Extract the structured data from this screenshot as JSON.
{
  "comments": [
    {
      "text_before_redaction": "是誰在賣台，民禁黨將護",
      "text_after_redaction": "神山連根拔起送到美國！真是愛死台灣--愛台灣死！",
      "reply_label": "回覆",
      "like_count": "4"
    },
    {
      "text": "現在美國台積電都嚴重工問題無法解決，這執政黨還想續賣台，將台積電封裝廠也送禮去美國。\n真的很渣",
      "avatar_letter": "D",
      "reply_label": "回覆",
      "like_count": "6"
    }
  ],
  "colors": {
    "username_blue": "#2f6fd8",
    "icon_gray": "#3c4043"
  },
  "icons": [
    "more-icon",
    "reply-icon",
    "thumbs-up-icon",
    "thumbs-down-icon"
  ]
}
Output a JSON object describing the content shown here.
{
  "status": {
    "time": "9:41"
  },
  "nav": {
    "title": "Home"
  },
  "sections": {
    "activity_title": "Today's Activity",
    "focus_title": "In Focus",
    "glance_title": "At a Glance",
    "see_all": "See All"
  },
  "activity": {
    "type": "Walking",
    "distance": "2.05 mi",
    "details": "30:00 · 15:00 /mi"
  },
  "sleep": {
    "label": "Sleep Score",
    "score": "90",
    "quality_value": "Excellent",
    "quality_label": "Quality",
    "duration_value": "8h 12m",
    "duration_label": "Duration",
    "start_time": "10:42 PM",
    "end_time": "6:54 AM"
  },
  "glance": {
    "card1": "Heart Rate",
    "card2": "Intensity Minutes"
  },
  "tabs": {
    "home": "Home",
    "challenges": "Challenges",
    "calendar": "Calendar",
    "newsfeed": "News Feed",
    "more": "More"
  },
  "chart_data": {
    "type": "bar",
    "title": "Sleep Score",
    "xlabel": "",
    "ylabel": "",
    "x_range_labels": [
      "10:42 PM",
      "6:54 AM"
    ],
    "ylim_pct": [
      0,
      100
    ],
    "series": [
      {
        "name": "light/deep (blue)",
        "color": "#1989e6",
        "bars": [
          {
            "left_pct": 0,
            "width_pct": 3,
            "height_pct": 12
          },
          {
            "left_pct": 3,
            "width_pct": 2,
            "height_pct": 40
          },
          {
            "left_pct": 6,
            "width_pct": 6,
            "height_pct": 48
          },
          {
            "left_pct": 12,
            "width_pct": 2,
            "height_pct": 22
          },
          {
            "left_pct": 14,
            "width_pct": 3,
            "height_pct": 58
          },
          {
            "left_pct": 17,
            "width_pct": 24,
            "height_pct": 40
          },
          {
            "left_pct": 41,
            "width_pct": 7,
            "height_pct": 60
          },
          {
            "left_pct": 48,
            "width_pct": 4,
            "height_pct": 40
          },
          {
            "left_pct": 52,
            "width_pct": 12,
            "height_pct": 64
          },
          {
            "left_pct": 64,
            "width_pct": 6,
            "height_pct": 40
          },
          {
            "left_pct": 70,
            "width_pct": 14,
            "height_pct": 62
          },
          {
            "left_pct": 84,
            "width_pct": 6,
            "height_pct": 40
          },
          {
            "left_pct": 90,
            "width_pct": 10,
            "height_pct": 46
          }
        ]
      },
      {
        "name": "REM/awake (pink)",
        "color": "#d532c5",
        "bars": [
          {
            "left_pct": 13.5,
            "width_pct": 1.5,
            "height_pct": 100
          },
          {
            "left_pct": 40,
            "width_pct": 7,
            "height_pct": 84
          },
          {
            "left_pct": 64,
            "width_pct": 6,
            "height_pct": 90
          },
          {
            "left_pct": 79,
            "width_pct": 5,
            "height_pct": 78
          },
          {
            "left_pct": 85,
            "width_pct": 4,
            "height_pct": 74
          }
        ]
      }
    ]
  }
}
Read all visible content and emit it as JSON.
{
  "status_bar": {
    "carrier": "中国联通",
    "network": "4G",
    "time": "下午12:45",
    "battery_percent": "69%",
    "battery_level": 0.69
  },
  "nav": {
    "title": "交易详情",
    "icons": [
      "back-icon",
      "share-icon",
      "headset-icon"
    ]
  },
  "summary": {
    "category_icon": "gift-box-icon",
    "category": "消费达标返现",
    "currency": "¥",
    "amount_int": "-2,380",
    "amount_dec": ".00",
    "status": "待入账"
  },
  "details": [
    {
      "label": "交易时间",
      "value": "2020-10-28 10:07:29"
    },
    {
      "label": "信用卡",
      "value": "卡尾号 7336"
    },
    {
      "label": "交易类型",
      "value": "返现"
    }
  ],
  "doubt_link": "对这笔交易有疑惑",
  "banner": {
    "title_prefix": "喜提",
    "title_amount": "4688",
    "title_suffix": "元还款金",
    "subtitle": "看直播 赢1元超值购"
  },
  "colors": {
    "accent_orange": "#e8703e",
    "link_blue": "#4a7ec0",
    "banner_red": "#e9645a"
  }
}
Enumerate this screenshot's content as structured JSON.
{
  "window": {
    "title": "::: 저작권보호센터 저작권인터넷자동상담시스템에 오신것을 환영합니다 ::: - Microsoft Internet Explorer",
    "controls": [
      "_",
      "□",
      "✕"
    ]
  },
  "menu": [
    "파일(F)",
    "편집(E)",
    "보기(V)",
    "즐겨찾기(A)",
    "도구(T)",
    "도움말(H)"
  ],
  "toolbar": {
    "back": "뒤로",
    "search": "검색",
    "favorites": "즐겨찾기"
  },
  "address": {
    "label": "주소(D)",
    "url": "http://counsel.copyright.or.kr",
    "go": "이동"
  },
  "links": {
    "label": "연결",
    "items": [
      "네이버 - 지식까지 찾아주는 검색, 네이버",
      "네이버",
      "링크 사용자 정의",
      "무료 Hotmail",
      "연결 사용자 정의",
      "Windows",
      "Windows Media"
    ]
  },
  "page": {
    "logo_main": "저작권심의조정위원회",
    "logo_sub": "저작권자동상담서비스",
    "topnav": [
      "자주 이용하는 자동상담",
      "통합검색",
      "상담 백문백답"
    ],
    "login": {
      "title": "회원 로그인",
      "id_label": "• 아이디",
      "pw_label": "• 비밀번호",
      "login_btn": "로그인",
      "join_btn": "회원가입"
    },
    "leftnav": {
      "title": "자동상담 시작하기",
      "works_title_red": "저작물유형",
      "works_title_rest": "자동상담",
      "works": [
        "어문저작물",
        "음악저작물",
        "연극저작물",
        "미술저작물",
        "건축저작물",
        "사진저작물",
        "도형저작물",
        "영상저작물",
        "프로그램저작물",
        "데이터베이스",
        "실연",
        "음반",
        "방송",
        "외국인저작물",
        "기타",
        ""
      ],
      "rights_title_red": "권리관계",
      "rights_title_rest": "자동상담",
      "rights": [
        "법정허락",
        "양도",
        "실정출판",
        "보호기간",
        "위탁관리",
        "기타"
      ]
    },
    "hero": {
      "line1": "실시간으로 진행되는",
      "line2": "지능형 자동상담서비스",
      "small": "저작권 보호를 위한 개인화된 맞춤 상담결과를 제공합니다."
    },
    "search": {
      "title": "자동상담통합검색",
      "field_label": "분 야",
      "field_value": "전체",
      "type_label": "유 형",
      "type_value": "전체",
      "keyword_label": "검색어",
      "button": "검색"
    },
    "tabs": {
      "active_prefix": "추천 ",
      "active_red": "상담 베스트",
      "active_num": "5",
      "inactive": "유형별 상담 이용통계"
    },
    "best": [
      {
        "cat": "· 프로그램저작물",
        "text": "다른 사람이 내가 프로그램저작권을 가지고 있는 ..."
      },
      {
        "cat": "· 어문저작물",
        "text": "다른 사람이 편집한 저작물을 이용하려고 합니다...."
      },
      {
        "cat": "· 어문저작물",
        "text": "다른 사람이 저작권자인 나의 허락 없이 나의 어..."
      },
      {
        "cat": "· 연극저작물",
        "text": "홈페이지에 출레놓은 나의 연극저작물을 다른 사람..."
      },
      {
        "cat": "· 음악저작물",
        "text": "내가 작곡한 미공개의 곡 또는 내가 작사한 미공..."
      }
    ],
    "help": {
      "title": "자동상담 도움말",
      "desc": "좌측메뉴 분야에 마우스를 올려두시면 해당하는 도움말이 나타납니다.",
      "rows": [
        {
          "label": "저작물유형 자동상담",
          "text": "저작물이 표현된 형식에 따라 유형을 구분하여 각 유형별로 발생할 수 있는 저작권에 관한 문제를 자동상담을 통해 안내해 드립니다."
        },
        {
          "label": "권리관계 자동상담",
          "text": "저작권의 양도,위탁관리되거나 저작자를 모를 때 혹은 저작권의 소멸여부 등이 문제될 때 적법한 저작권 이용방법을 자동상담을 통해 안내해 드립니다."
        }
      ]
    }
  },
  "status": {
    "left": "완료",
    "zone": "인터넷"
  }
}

——

▶ [DIRECTIONS] Copy every line in the entries above that has the string "JSON" in it.

▶ [TASK ANSWER]
Extract the structured data from this screenshot as JSON.
Output a JSON object describing the content shown here.
Read all visible content and emit it as JSON.
Enumerate this screenshot's content as structured JSON.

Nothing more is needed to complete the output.